__What you will do__.
Search the data for the string "this" and gather each line it is in.

__The records__.
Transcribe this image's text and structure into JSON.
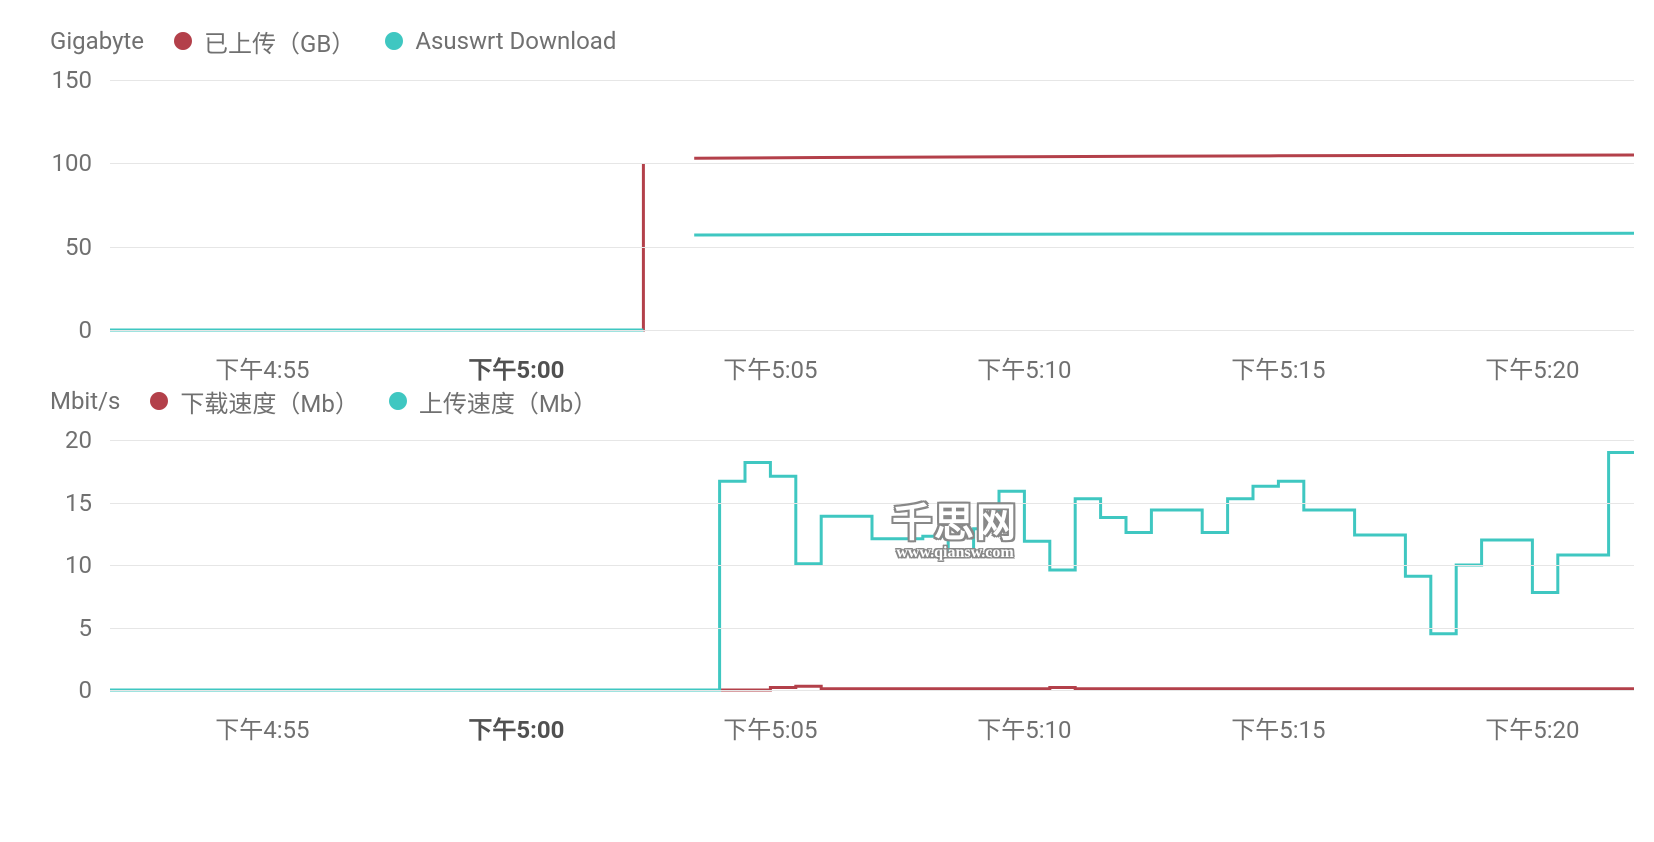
{
  "colors": {
    "red": "#b3404a",
    "teal": "#3fc7c1",
    "grid": "#e6e6e6"
  },
  "watermark": {
    "main": "千思网",
    "sub": "www.qiansw.com"
  },
  "chart_data": [
    {
      "id": "top",
      "type": "line",
      "ytitle": "Gigabyte",
      "ylim": [
        0,
        150
      ],
      "yticks": [
        0,
        50,
        100,
        150
      ],
      "xlabel": "",
      "x_range_minutes": [
        52,
        82
      ],
      "x_ticks": [
        {
          "label": "下午4:55",
          "minute": 55,
          "bold": false
        },
        {
          "label": "下午5:00",
          "minute": 60,
          "bold": true
        },
        {
          "label": "下午5:05",
          "minute": 65,
          "bold": false
        },
        {
          "label": "下午5:10",
          "minute": 70,
          "bold": false
        },
        {
          "label": "下午5:15",
          "minute": 75,
          "bold": false
        },
        {
          "label": "下午5:20",
          "minute": 80,
          "bold": false
        }
      ],
      "series": [
        {
          "name": "已上传（GB）",
          "color_key": "red",
          "points": [
            {
              "minute": 52.0,
              "value": 0
            },
            {
              "minute": 62.5,
              "value": 0
            },
            {
              "minute": 62.5,
              "value": 100
            },
            {
              "minute": 63.0,
              "value": null
            },
            {
              "minute": 63.5,
              "value": 103
            },
            {
              "minute": 66,
              "value": 103.5
            },
            {
              "minute": 70,
              "value": 104
            },
            {
              "minute": 75,
              "value": 104.5
            },
            {
              "minute": 82,
              "value": 105
            }
          ]
        },
        {
          "name": "Asuswrt Download",
          "color_key": "teal",
          "points": [
            {
              "minute": 52.0,
              "value": 0
            },
            {
              "minute": 62.5,
              "value": 0
            },
            {
              "minute": 63.0,
              "value": null
            },
            {
              "minute": 63.5,
              "value": 57
            },
            {
              "minute": 70,
              "value": 57.5
            },
            {
              "minute": 82,
              "value": 58
            }
          ]
        }
      ]
    },
    {
      "id": "bottom",
      "type": "line",
      "step": true,
      "ytitle": "Mbit/s",
      "ylim": [
        0,
        20
      ],
      "yticks": [
        0,
        5,
        10,
        15,
        20
      ],
      "xlabel": "",
      "x_range_minutes": [
        52,
        82
      ],
      "x_ticks": [
        {
          "label": "下午4:55",
          "minute": 55,
          "bold": false
        },
        {
          "label": "下午5:00",
          "minute": 60,
          "bold": true
        },
        {
          "label": "下午5:05",
          "minute": 65,
          "bold": false
        },
        {
          "label": "下午5:10",
          "minute": 70,
          "bold": false
        },
        {
          "label": "下午5:15",
          "minute": 75,
          "bold": false
        },
        {
          "label": "下午5:20",
          "minute": 80,
          "bold": false
        }
      ],
      "series": [
        {
          "name": "下载速度（Mb）",
          "color_key": "red",
          "points": [
            {
              "minute": 52.0,
              "value": 0.0
            },
            {
              "minute": 63.5,
              "value": 0.0
            },
            {
              "minute": 64.0,
              "value": 0.0
            },
            {
              "minute": 65.0,
              "value": 0.2
            },
            {
              "minute": 65.5,
              "value": 0.3
            },
            {
              "minute": 66.0,
              "value": 0.1
            },
            {
              "minute": 70.5,
              "value": 0.2
            },
            {
              "minute": 71.0,
              "value": 0.1
            },
            {
              "minute": 82.0,
              "value": 0.1
            }
          ]
        },
        {
          "name": "上传速度（Mb）",
          "color_key": "teal",
          "points": [
            {
              "minute": 52.0,
              "value": 0.0
            },
            {
              "minute": 63.5,
              "value": 0.0
            },
            {
              "minute": 64.0,
              "value": 16.7
            },
            {
              "minute": 64.5,
              "value": 18.2
            },
            {
              "minute": 65.0,
              "value": 17.1
            },
            {
              "minute": 65.5,
              "value": 10.1
            },
            {
              "minute": 66.0,
              "value": 13.9
            },
            {
              "minute": 66.5,
              "value": 13.9
            },
            {
              "minute": 67.0,
              "value": 12.1
            },
            {
              "minute": 67.5,
              "value": 12.1
            },
            {
              "minute": 68.0,
              "value": 12.3
            },
            {
              "minute": 68.5,
              "value": 11.0
            },
            {
              "minute": 69.0,
              "value": 12.9
            },
            {
              "minute": 69.5,
              "value": 15.9
            },
            {
              "minute": 70.0,
              "value": 11.9
            },
            {
              "minute": 70.5,
              "value": 9.6
            },
            {
              "minute": 71.0,
              "value": 15.3
            },
            {
              "minute": 71.5,
              "value": 13.8
            },
            {
              "minute": 72.0,
              "value": 12.6
            },
            {
              "minute": 72.5,
              "value": 14.4
            },
            {
              "minute": 73.0,
              "value": 14.4
            },
            {
              "minute": 73.5,
              "value": 12.6
            },
            {
              "minute": 74.0,
              "value": 15.3
            },
            {
              "minute": 74.5,
              "value": 16.3
            },
            {
              "minute": 75.0,
              "value": 16.7
            },
            {
              "minute": 75.5,
              "value": 14.4
            },
            {
              "minute": 76.0,
              "value": 14.4
            },
            {
              "minute": 76.5,
              "value": 12.4
            },
            {
              "minute": 77.0,
              "value": 12.4
            },
            {
              "minute": 77.5,
              "value": 9.1
            },
            {
              "minute": 78.0,
              "value": 4.5
            },
            {
              "minute": 78.5,
              "value": 10.0
            },
            {
              "minute": 79.0,
              "value": 12.0
            },
            {
              "minute": 79.5,
              "value": 12.0
            },
            {
              "minute": 80.0,
              "value": 7.8
            },
            {
              "minute": 80.5,
              "value": 10.8
            },
            {
              "minute": 81.0,
              "value": 10.8
            },
            {
              "minute": 81.5,
              "value": 19.0
            },
            {
              "minute": 82.0,
              "value": 19.0
            }
          ]
        }
      ]
    }
  ]
}
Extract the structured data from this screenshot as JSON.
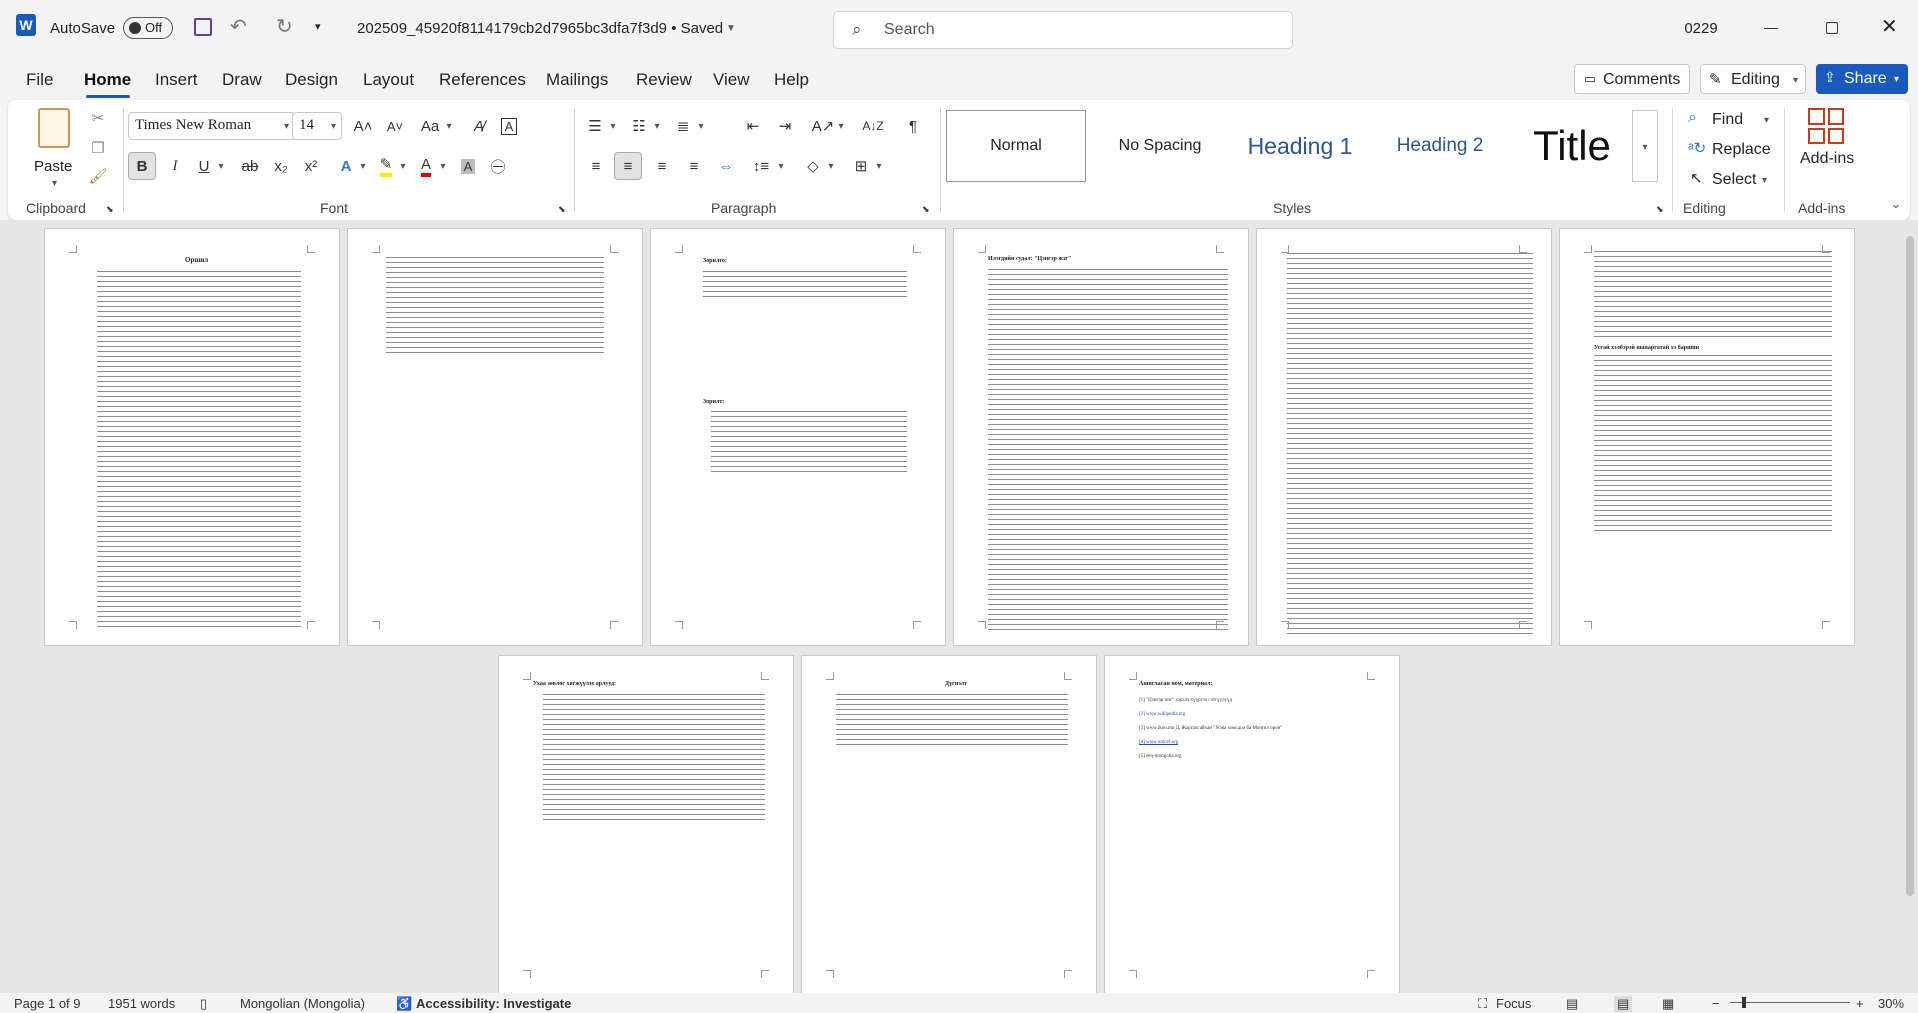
{
  "titlebar": {
    "app_icon": "word-logo-icon",
    "autosave_label": "AutoSave",
    "autosave_state": "Off",
    "doc_title": "202509_45920f8114179cb2d7965bc3dfa7f3d9 • Saved",
    "search_placeholder": "Search",
    "user_badge": "0229",
    "brand_color": "#185abd"
  },
  "tabs": [
    "File",
    "Home",
    "Insert",
    "Draw",
    "Design",
    "Layout",
    "References",
    "Mailings",
    "Review",
    "View",
    "Help"
  ],
  "actions": {
    "comments": "Comments",
    "editing": "Editing",
    "share": "Share"
  },
  "ribbon": {
    "groups": [
      "Clipboard",
      "Font",
      "Paragraph",
      "Styles",
      "Editing",
      "Add-ins"
    ],
    "paste": "Paste",
    "font_name": "Times New Roman",
    "font_size": "14",
    "bold": "B",
    "italic": "I",
    "underline": "U",
    "strike": "ab",
    "subscript": "x₂",
    "superscript": "x²",
    "change_case": "Aa",
    "styles": [
      "Normal",
      "No Spacing",
      "Heading 1",
      "Heading 2",
      "Title"
    ],
    "find": "Find",
    "replace": "Replace",
    "select": "Select",
    "addins": "Add-ins"
  },
  "pages": [
    {
      "title": "Оршил"
    },
    {
      "title": ""
    },
    {
      "title": "Зорилго:",
      "sub": "Зорилт:"
    },
    {
      "title": "Илэгдийн судал: \"Цэнгэр жэг\""
    },
    {
      "title": ""
    },
    {
      "title": "",
      "sub": "Усгай хэлбэрэй шанаргатай хэ баршин"
    },
    {
      "title": "Ухаа зөвлөг хөгжүүлэх арлууд:"
    },
    {
      "title": "Дүгнэлт"
    },
    {
      "title": "Ашигласан ном, материал:",
      "refs": [
        "[1] \"Цэнгэр жэг\" хэрхэх хүүргэх сэтгүүлүүд",
        "[2] www.wikipedia.org",
        "[3] www.ikon.mn Д. Жаргалсайхан \"Усны хомсдол ба Монгол орон\"",
        "[4] www.unicef.org",
        "[5] eeq-mongolia.org"
      ]
    }
  ],
  "status": {
    "page": "Page 1 of 9",
    "words": "1951 words",
    "language": "Mongolian (Mongolia)",
    "accessibility": "Accessibility: Investigate",
    "focus": "Focus",
    "zoom": "30%"
  }
}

__Exercise solution__.
Transcribe this image's text and structure into JSON.
Extract the structured data from this screenshot as JSON.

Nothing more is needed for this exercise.